> _TASK REQUIREMENTS_
A word-for-word repetition of all the entries is needed.

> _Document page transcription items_
++++
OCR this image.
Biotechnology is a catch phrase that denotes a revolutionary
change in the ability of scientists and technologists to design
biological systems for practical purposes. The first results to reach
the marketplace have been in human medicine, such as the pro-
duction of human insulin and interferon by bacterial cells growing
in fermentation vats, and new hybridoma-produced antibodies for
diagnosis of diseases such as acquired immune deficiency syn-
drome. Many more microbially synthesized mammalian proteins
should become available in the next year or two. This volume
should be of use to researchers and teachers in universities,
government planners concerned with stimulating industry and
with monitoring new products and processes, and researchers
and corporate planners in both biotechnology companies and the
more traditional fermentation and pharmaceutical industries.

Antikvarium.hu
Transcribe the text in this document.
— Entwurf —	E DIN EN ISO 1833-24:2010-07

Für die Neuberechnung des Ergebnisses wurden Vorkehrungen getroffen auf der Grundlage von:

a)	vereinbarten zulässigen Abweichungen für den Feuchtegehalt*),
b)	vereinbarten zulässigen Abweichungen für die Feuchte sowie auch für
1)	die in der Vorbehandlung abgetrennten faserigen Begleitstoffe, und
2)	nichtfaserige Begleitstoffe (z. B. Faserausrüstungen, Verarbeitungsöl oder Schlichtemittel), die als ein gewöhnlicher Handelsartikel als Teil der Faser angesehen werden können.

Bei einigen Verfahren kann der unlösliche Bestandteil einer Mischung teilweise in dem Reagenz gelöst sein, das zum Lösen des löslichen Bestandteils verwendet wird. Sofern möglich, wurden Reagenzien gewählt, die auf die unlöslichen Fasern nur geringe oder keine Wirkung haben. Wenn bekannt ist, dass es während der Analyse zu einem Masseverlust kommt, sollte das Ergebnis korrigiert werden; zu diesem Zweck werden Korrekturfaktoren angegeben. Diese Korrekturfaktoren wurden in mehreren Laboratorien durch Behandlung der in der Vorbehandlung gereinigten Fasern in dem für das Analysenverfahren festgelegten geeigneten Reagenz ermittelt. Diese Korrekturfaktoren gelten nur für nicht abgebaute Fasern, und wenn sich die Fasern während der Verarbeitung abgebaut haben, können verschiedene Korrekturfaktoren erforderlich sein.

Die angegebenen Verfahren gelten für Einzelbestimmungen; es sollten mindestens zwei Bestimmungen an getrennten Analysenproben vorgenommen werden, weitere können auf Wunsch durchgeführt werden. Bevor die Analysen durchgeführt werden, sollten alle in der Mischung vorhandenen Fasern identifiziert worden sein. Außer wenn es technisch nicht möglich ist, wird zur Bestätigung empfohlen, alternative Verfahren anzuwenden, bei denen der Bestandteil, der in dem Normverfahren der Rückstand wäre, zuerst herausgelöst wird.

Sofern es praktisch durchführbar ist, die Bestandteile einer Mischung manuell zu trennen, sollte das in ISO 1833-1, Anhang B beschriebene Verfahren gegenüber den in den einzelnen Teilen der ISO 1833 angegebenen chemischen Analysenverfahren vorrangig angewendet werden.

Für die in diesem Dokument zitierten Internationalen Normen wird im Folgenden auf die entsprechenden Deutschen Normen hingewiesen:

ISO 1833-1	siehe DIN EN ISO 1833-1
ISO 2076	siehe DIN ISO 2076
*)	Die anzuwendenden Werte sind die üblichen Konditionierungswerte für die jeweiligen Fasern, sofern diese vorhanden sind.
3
++++
> _REPLY_
OCR this image.
Biotechnology is a catch phrase that denotes a revolutionary
change in the ability of scientists and technologists to design
biological systems for practical purposes. The first results to reach
the marketplace have been in human medicine, such as the pro-
duction of human insulin and interferon by bacterial cells growing
in fermentation vats, and new hybridoma-produced antibodies for
diagnosis of diseases such as acquired immune deficiency syn-
drome. Many more microbially synthesized mammalian proteins
should become available in the next year or two. This volume
should be of use to researchers and teachers in universities,
government planners concerned with stimulating industry and
with monitoring new products and processes, and researchers
and corporate planners in both biotechnology companies and the
more traditional fermentation and pharmaceutical industries.

Antikvarium.hu
Transcribe the text in this document.
— Entwurf —	E DIN EN ISO 1833-24:2010-07

Für die Neuberechnung des Ergebnisses wurden Vorkehrungen getroffen auf der Grundlage von:

a)	vereinbarten zulässigen Abweichungen für den Feuchtegehalt*),
b)	vereinbarten zulässigen Abweichungen für die Feuchte sowie auch für
1)	die in der Vorbehandlung abgetrennten faserigen Begleitstoffe, und
2)	nichtfaserige Begleitstoffe (z. B. Faserausrüstungen, Verarbeitungsöl oder Schlichtemittel), die als ein gewöhnlicher Handelsartikel als Teil der Faser angesehen werden können.

Bei einigen Verfahren kann der unlösliche Bestandteil einer Mischung teilweise in dem Reagenz gelöst sein, das zum Lösen des löslichen Bestandteils verwendet wird. Sofern möglich, wurden Reagenzien gewählt, die auf die unlöslichen Fasern nur geringe oder keine Wirkung haben. Wenn bekannt ist, dass es während der Analyse zu einem Masseverlust kommt, sollte das Ergebnis korrigiert werden; zu diesem Zweck werden Korrekturfaktoren angegeben. Diese Korrekturfaktoren wurden in mehreren Laboratorien durch Behandlung der in der Vorbehandlung gereinigten Fasern in dem für das Analysenverfahren festgelegten geeigneten Reagenz ermittelt. Diese Korrekturfaktoren gelten nur für nicht abgebaute Fasern, und wenn sich die Fasern während der Verarbeitung abgebaut haben, können verschiedene Korrekturfaktoren erforderlich sein.

Die angegebenen Verfahren gelten für Einzelbestimmungen; es sollten mindestens zwei Bestimmungen an getrennten Analysenproben vorgenommen werden, weitere können auf Wunsch durchgeführt werden. Bevor die Analysen durchgeführt werden, sollten alle in der Mischung vorhandenen Fasern identifiziert worden sein. Außer wenn es technisch nicht möglich ist, wird zur Bestätigung empfohlen, alternative Verfahren anzuwenden, bei denen der Bestandteil, der in dem Normverfahren der Rückstand wäre, zuerst herausgelöst wird.

Sofern es praktisch durchführbar ist, die Bestandteile einer Mischung manuell zu trennen, sollte das in ISO 1833-1, Anhang B beschriebene Verfahren gegenüber den in den einzelnen Teilen der ISO 1833 angegebenen chemischen Analysenverfahren vorrangig angewendet werden.

Für die in diesem Dokument zitierten Internationalen Normen wird im Folgenden auf die entsprechenden Deutschen Normen hingewiesen:

ISO 1833-1	siehe DIN EN ISO 1833-1
ISO 2076	siehe DIN ISO 2076
*)	Die anzuwendenden Werte sind die üblichen Konditionierungswerte für die jeweiligen Fasern, sofern diese vorhanden sind.
3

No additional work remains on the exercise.